Page transcription entries:
┌──

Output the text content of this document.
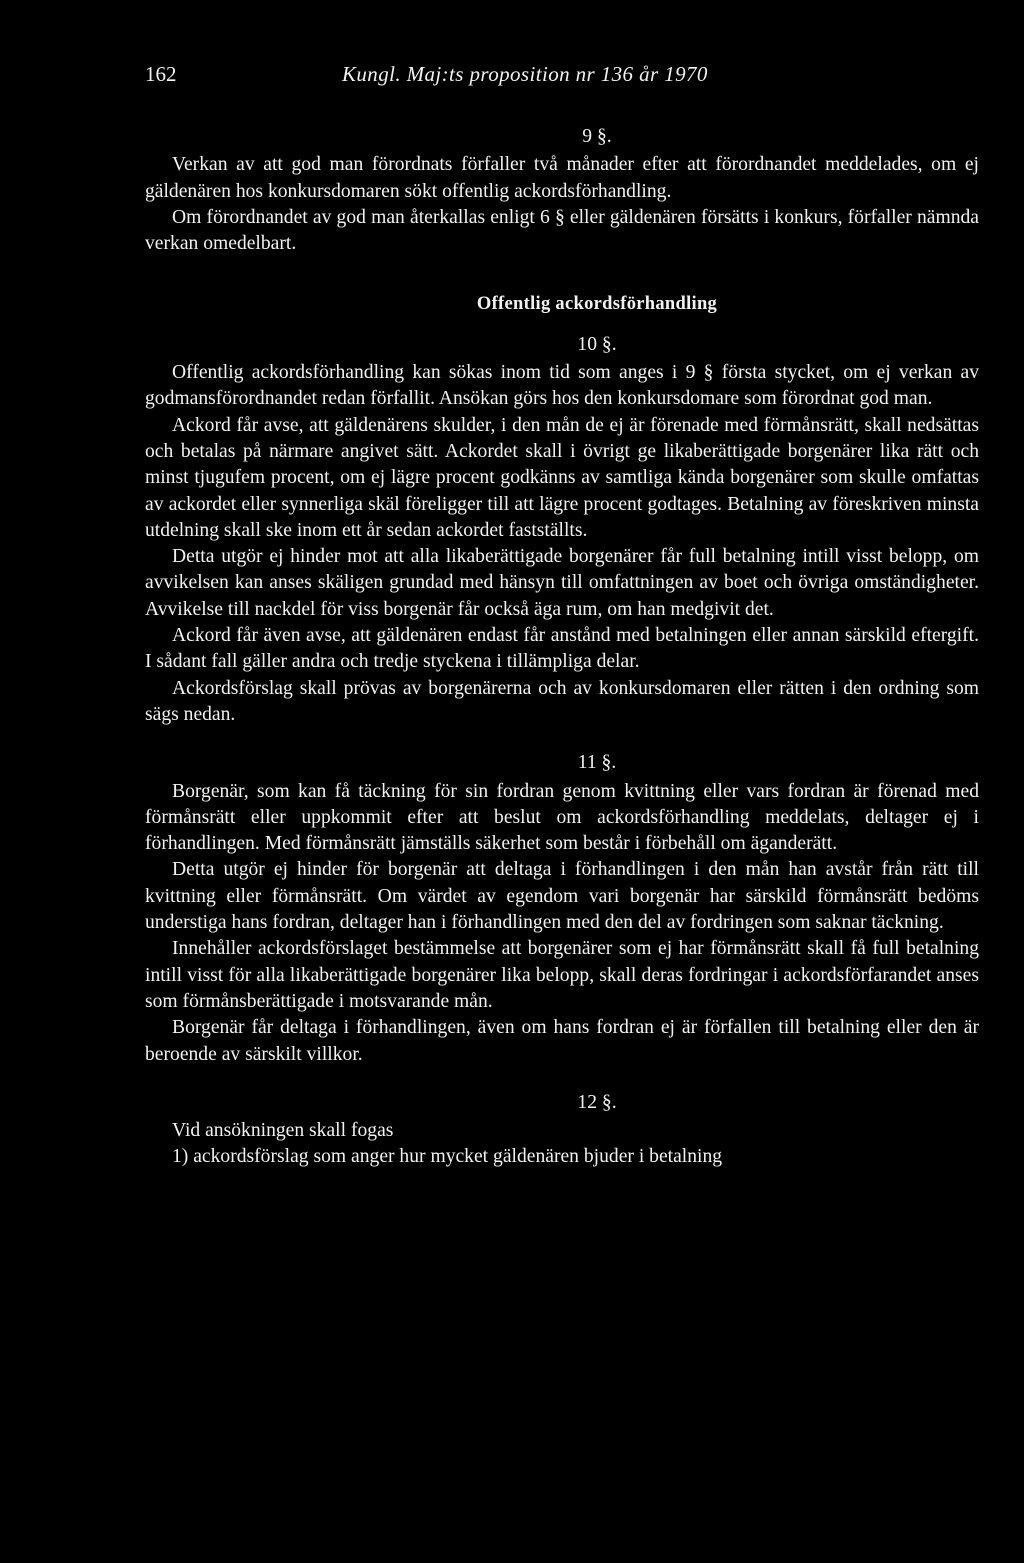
162	Kungl. Maj:ts proposition nr 136 år 1970

9 §.

Verkan av att god man förordnats förfaller två månader efter att förordnandet meddelades, om ej gäldenären hos konkursdomaren sökt offentlig ackordsförhandling.

Om förordnandet av god man återkallas enligt 6 § eller gäldenären försätts i konkurs, förfaller nämnda verkan omedelbart.

Offentlig ackordsförhandling

10 §.

Offentlig ackordsförhandling kan sökas inom tid som anges i 9 § första stycket, om ej verkan av godmansförordnandet redan förfallit. Ansökan görs hos den konkursdomare som förordnat god man.

Ackord får avse, att gäldenärens skulder, i den mån de ej är förenade med förmånsrätt, skall nedsättas och betalas på närmare angivet sätt. Ackordet skall i övrigt ge likaberättigade borgenärer lika rätt och minst tjugufem procent, om ej lägre procent godkänns av samtliga kända borgenärer som skulle omfattas av ackordet eller synnerliga skäl föreligger till att lägre procent godtages. Betalning av föreskriven minsta utdelning skall ske inom ett år sedan ackordet fastställts.

Detta utgör ej hinder mot att alla likaberättigade borgenärer får full betalning intill visst belopp, om avvikelsen kan anses skäligen grundad med hänsyn till omfattningen av boet och övriga omständigheter. Avvikelse till nackdel för viss borgenär får också äga rum, om han medgivit det.

Ackord får även avse, att gäldenären endast får anstånd med betalningen eller annan särskild eftergift. I sådant fall gäller andra och tredje styckena i tillämpliga delar.

Ackordsförslag skall prövas av borgenärerna och av konkursdomaren eller rätten i den ordning som sägs nedan.

11 §.

Borgenär, som kan få täckning för sin fordran genom kvittning eller vars fordran är förenad med förmånsrätt eller uppkommit efter att beslut om ackordsförhandling meddelats, deltager ej i förhandlingen. Med förmånsrätt jämställs säkerhet som består i förbehåll om äganderätt.

Detta utgör ej hinder för borgenär att deltaga i förhandlingen i den mån han avstår från rätt till kvittning eller förmånsrätt. Om värdet av egendom vari borgenär har särskild förmånsrätt bedöms understiga hans fordran, deltager han i förhandlingen med den del av fordringen som saknar täckning.

Innehåller ackordsförslaget bestämmelse att borgenärer som ej har förmånsrätt skall få full betalning intill visst för alla likaberättigade borgenärer lika belopp, skall deras fordringar i ackordsförfarandet anses som förmånsberättigade i motsvarande mån.

Borgenär får deltaga i förhandlingen, även om hans fordran ej är förfallen till betalning eller den är beroende av särskilt villkor.

12 §.

Vid ansökningen skall fogas

1) ackordsförslag som anger hur mycket gäldenären bjuder i betalning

└──

=== WORK INSTRUCTION ===
If a line in the records above has the word "förhandlingen", copy it out.

=== RESPONSE ===
Borgenär, som kan få täckning för sin fordran genom kvittning eller vars fordran är förenad med förmånsrätt eller uppkommit efter att beslut om ackordsförhandling meddelats, deltager ej i förhandlingen. Med förmånsrätt jämställs säkerhet som består i förbehåll om äganderätt.
Detta utgör ej hinder för borgenär att deltaga i förhandlingen i den mån han avstår från rätt till kvittning eller förmånsrätt. Om värdet av egendom vari borgenär har särskild förmånsrätt bedöms understiga hans fordran, deltager han i förhandlingen med den del av fordringen som saknar täckning.
Borgenär får deltaga i förhandlingen, även om hans fordran ej är förfallen till betalning eller den är beroende av särskilt villkor.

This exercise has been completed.